§ Exercise
From the data that follows, copy every line holding the string "this".

[Dataset items]
+ + + + + + +
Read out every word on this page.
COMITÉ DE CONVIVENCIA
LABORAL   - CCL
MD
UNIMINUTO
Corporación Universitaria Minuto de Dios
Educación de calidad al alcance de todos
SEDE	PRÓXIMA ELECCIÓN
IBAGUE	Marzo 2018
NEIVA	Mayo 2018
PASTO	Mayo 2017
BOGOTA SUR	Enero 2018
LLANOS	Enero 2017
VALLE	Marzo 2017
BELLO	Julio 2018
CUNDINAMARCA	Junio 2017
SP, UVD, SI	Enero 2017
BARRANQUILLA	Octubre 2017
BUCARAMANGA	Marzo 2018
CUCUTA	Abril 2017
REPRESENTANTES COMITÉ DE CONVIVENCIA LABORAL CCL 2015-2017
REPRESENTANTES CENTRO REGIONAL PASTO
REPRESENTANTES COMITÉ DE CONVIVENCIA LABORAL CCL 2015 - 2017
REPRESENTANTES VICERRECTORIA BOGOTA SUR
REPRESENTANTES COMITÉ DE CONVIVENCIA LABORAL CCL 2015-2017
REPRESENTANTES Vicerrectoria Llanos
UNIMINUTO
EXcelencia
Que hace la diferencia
+ + + + + + +
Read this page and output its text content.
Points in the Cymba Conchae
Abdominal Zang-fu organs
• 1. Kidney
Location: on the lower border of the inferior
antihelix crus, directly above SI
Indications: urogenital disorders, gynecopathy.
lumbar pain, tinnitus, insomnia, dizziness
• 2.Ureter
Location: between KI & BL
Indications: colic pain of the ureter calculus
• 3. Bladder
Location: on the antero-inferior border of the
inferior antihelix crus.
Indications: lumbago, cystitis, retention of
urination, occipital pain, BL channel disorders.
+ + + + + + +
§ Reply to the exercise
Read out every word on this page.
Read this page and output its text content.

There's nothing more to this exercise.